Lo que todo el mundo quiere saber es qué va a ser diferente, así que vamos, sin anestesia, con las cosas que un fan de los noventa no creería ver jamás en un concierto de Guns N' Roses: una mujer en el escenario (la estupenda Melissa Reese), una versión de Pink Floyd (Wish you were here), y a Axl Rose algo falto de oxígeno.
Una vez pasado el shock de lo que no permanece, el público absolutamente transgeneracional -hay incluso bebés vestidos con camisetas de Use your Illusion I y II-, se funde en el disfrute de la banda, que lo apuesta todo a la épica y, no nos engañemos, a un enorme karaoke de sus grandes éxitos sin apenas concesiones. Desfilan casi todos los temas de Appetite for Destruction: Mr Brownstone, Welcome to the Jungle e incluso Rocket Queen. Aquí todo el mundo ha venido a corear canciones, Axl Rose lo sabe y por eso las canta todas exactamente igual que en el disco: desde el inicio con It's so Easy, a Sweet Child o'Mine, quizás uno de los mejores momentos del set, no hay un gorgorito o una guturalidad fuera de ritmo, lo que permite a las familias seguir acompasadamente el show.

__Por hacer__
Sigue escribiendo la crónica del concierto de Guns N' Roses a partir de su última frase. Los datos no tienen nada que ver con la crónica del concierto de Guns N' Roses.

__Datos recogidos__
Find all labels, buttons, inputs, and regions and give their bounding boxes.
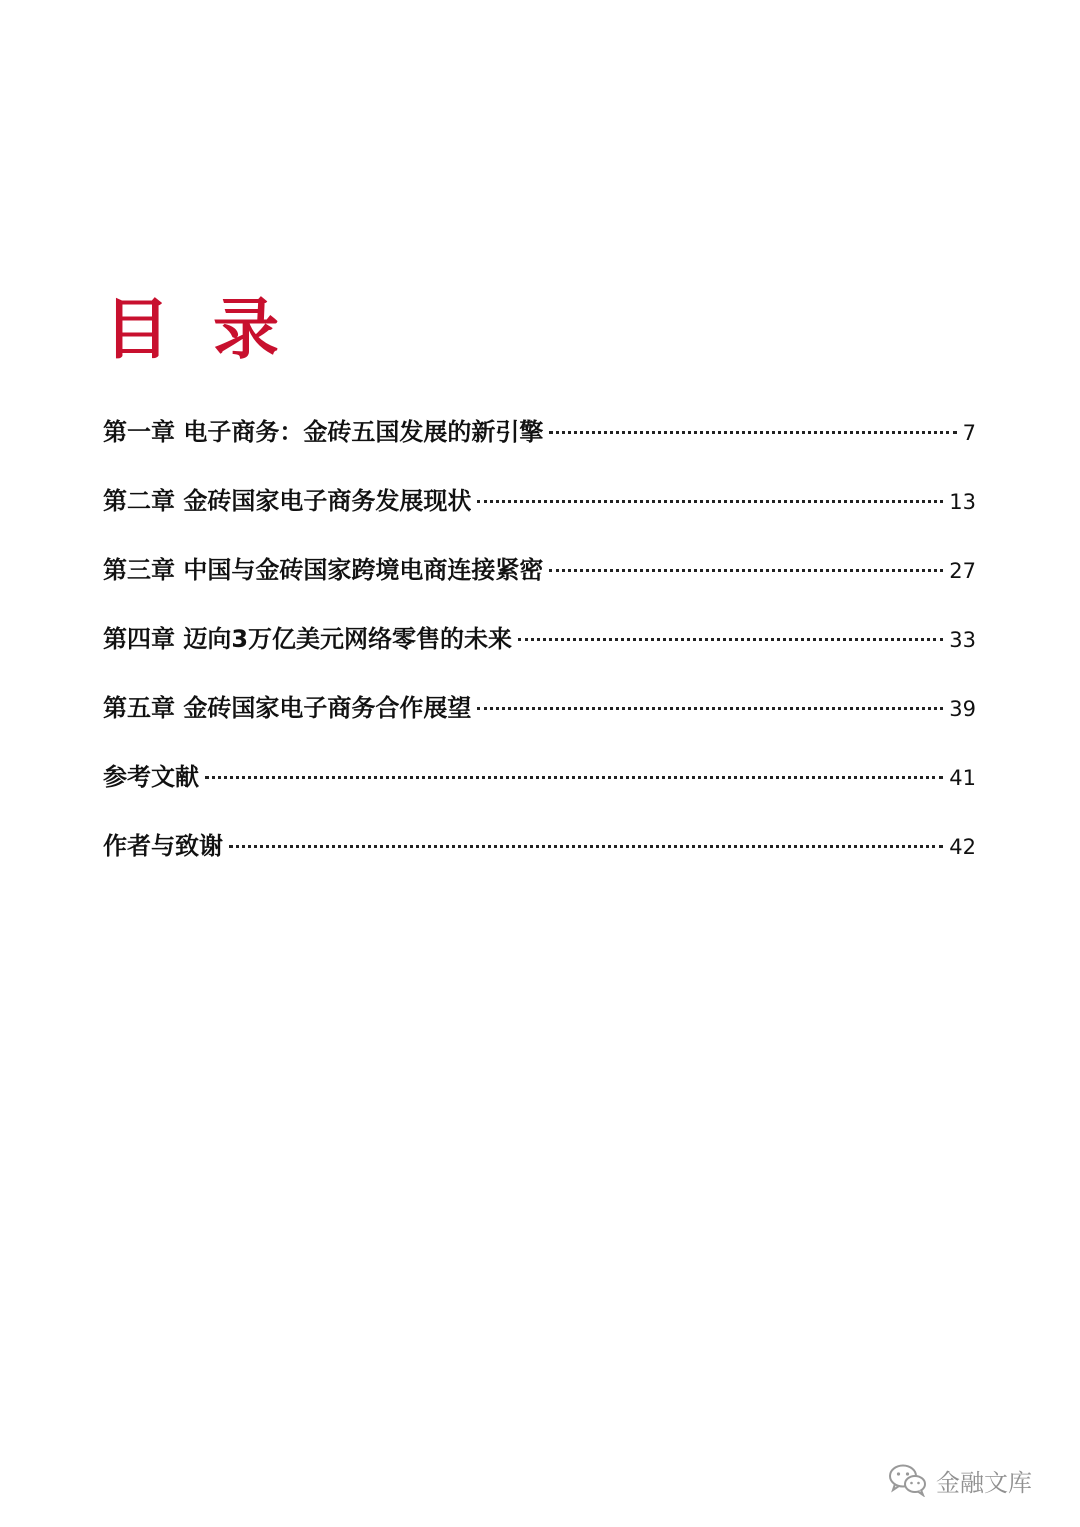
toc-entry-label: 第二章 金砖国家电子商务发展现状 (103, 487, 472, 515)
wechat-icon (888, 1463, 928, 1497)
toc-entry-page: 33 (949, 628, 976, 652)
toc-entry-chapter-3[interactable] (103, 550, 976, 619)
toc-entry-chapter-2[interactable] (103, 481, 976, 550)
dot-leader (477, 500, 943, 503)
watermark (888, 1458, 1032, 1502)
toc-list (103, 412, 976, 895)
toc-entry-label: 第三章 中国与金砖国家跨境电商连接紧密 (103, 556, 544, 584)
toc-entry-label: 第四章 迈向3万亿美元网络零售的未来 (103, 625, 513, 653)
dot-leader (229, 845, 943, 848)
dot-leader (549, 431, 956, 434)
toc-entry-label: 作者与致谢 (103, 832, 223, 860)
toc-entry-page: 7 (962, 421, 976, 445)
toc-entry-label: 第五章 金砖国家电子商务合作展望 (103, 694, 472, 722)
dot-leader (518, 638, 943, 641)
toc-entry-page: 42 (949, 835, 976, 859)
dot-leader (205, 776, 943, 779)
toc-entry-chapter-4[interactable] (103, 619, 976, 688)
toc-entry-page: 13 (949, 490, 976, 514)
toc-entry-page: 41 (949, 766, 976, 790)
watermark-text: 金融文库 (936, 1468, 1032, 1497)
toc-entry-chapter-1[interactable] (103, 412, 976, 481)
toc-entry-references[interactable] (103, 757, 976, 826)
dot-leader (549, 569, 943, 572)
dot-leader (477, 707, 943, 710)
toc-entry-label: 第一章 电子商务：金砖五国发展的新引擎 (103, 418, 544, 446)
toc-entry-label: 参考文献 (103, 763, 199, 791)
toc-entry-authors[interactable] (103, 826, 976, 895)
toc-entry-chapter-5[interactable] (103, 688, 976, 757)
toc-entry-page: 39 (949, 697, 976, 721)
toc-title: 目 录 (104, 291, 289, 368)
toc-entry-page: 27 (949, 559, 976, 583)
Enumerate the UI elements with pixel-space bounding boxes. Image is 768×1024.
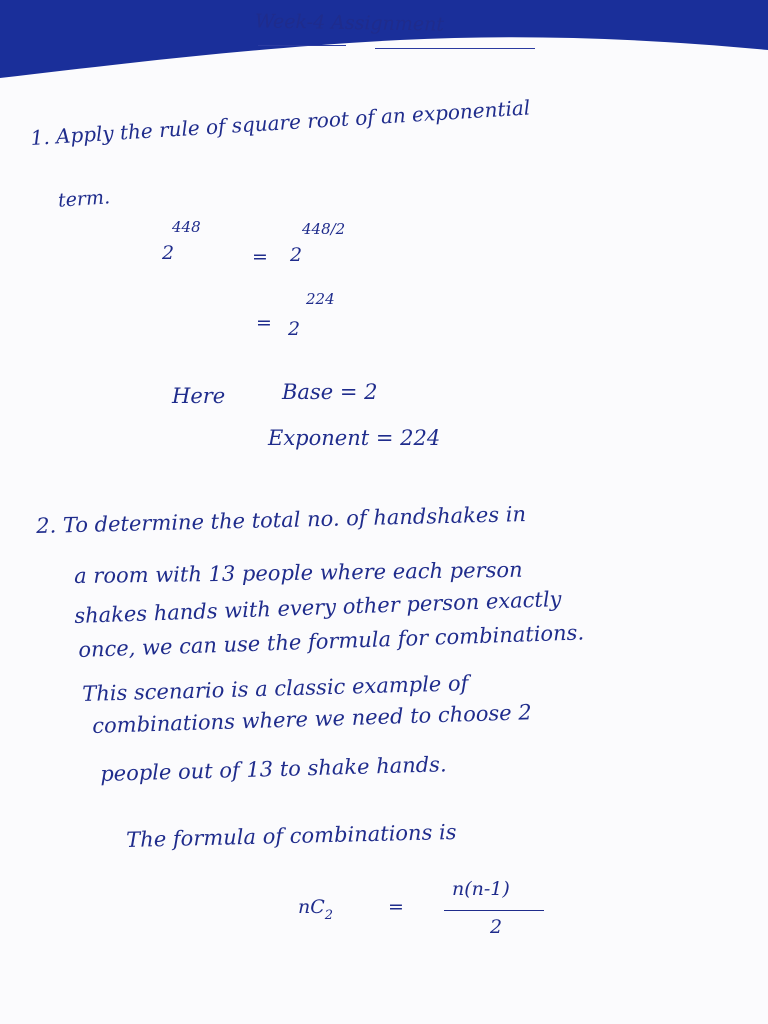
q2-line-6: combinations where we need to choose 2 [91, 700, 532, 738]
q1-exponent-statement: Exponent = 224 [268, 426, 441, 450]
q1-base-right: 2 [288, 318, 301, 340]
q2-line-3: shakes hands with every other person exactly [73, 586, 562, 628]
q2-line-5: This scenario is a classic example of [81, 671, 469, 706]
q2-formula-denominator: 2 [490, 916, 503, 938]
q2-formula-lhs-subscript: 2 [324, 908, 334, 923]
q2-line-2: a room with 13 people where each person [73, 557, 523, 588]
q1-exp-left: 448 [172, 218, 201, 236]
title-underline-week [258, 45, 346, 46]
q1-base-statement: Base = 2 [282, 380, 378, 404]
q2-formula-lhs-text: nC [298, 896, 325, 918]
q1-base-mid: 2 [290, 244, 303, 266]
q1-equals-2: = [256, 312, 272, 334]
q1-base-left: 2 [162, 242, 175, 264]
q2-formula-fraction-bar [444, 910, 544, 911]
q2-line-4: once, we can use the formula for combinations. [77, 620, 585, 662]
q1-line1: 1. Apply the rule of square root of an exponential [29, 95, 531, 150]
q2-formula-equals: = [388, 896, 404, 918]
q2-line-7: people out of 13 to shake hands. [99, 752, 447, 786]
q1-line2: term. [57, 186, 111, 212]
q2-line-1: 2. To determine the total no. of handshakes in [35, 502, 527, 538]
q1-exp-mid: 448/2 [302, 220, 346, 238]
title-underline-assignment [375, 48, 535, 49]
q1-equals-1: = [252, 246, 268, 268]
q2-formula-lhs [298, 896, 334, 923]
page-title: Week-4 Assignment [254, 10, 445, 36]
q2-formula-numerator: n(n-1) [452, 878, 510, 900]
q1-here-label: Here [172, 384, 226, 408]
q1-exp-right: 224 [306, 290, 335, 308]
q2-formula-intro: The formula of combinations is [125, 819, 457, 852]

__Respuesta__
No es el caso del propio Rose, al que ya vemos en Double Talking Jive -la quinta canción- coger aire como un pez boqueante. Rose, de buen registro vocal, sale menos airoso que el año pasado por las mismas fechas y obliga a que el dilatadísimo set se espacie con solos de guitarra reconocibles hasta como hilo de ascensor -Slash versionando El Padrino, Slash versionando Wish you were here-, y a la intervención de Duff McKagan, que no solamente ha hecho un pacto con el diablo sino que a ratos tiene un aire a David Bowie, si David Bowie estuviera vivo y se planteara tocar en Guns N' Roses. El músculo de la banda recae sobre ellos dos, que no abandonan el escenario en ningún momento.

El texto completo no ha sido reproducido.